What you will do:
Scan the lines below for the word "color". Copy each line you find it in.
[Start Given data]
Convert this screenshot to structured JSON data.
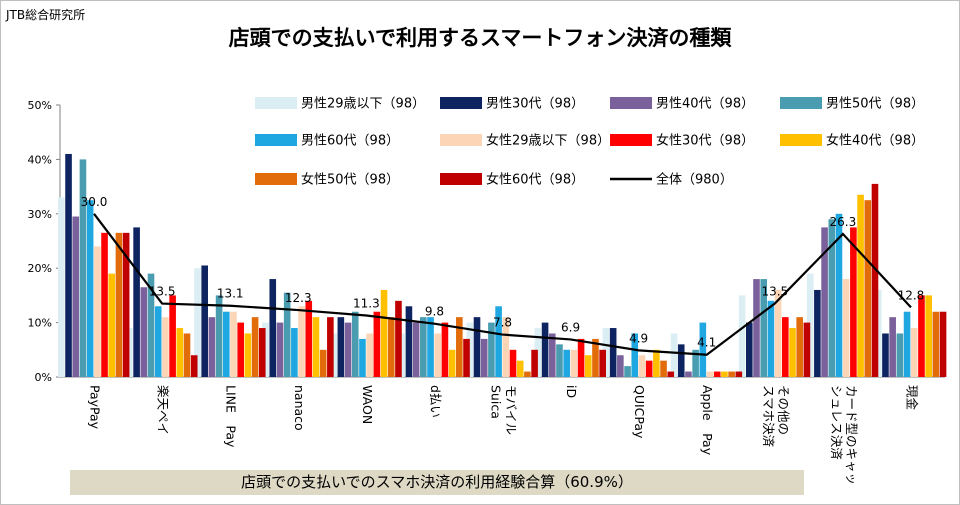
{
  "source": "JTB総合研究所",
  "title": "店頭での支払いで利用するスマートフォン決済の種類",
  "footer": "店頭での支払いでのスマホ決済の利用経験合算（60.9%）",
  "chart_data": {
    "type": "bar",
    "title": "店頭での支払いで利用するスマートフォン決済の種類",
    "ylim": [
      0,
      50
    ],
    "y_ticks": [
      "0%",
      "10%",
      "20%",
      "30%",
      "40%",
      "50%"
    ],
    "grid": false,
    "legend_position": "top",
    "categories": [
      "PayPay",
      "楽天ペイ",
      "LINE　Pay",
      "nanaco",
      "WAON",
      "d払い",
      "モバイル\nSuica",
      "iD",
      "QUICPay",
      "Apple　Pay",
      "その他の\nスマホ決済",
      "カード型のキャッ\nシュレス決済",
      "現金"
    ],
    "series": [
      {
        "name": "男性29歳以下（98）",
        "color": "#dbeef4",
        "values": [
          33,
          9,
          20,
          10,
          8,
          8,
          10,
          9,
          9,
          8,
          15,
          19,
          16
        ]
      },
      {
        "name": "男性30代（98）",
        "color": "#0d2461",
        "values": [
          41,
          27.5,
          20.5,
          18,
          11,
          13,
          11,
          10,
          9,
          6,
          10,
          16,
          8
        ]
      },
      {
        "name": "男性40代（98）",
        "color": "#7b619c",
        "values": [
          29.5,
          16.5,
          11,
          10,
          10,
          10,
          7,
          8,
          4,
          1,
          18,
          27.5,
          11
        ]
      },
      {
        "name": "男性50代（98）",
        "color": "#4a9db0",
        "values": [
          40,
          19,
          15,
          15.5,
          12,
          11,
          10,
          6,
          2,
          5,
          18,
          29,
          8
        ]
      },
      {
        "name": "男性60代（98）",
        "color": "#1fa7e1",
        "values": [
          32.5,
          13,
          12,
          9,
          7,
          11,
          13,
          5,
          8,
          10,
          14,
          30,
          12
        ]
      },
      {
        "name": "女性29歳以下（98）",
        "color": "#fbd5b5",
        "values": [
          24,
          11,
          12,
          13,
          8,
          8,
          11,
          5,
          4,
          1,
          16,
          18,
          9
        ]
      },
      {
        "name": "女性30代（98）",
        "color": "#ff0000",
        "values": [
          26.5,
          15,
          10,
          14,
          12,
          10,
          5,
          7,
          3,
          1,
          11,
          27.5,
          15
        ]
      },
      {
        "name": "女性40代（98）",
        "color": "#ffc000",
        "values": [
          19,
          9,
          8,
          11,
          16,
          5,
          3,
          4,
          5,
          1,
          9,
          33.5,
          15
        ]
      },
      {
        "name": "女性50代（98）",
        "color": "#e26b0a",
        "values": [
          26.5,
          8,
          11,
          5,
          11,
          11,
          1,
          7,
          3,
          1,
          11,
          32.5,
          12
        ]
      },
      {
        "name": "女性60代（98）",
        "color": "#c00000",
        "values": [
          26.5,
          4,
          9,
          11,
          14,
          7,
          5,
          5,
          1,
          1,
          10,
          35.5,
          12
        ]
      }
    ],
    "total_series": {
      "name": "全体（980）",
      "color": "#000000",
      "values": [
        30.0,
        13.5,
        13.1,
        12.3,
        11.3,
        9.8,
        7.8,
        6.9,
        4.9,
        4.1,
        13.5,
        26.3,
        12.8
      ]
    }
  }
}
[End Given data]
[Start Given data]
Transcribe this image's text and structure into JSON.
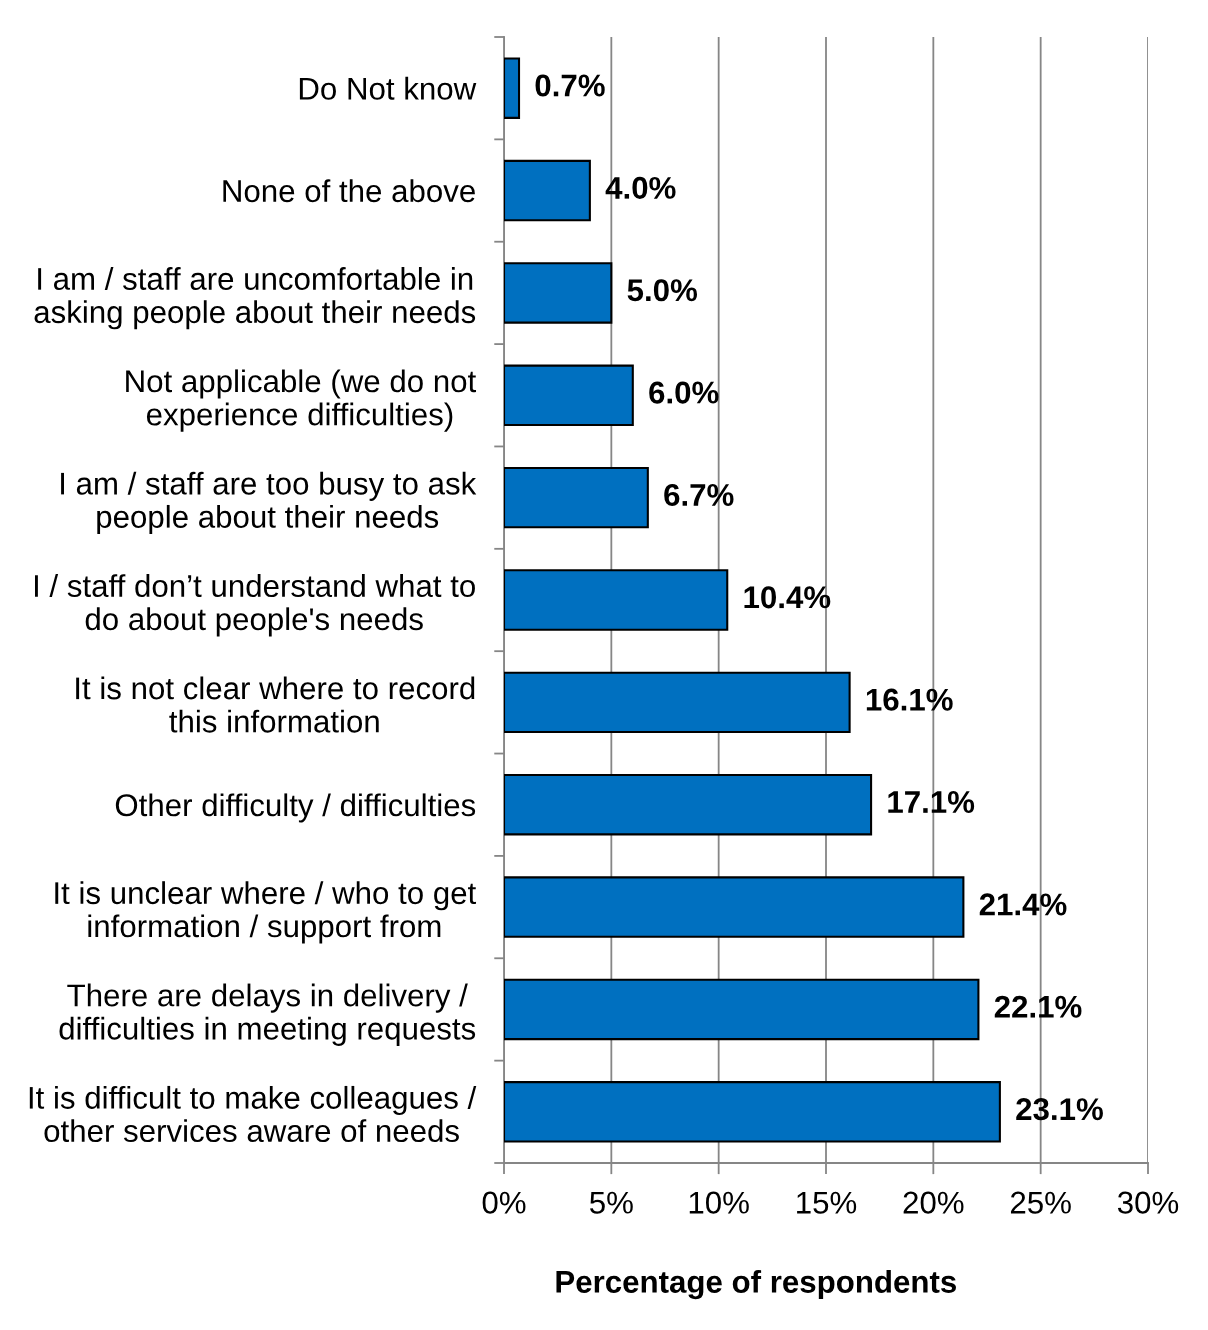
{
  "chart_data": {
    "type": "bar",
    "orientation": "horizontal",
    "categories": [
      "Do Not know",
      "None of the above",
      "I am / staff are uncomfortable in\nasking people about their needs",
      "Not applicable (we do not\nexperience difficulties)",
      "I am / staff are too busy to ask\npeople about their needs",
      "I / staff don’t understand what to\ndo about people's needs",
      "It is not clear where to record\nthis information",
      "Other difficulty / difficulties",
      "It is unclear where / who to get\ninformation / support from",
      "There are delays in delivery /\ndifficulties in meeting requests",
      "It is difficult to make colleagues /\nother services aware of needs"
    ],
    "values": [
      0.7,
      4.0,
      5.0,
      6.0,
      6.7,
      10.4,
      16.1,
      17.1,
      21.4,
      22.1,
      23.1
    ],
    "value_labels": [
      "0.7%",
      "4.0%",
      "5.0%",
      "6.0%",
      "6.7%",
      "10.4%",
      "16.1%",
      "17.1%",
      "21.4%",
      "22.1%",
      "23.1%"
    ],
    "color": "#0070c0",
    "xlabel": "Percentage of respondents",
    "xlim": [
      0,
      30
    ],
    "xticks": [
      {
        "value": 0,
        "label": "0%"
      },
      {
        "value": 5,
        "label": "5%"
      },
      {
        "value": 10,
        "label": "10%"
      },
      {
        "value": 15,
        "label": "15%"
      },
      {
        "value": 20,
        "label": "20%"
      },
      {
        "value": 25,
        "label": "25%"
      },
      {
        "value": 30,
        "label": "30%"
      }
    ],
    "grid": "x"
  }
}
[End Given data]
Solution for this task:
        "color": "#dbeef4",
        "color": "#0d2461",
        "color": "#7b619c",
        "color": "#4a9db0",
        "color": "#1fa7e1",
        "color": "#fbd5b5",
        "color": "#ff0000",
        "color": "#ffc000",
        "color": "#e26b0a",
        "color": "#c00000",
      "color": "#000000",
    "color": "#0070c0",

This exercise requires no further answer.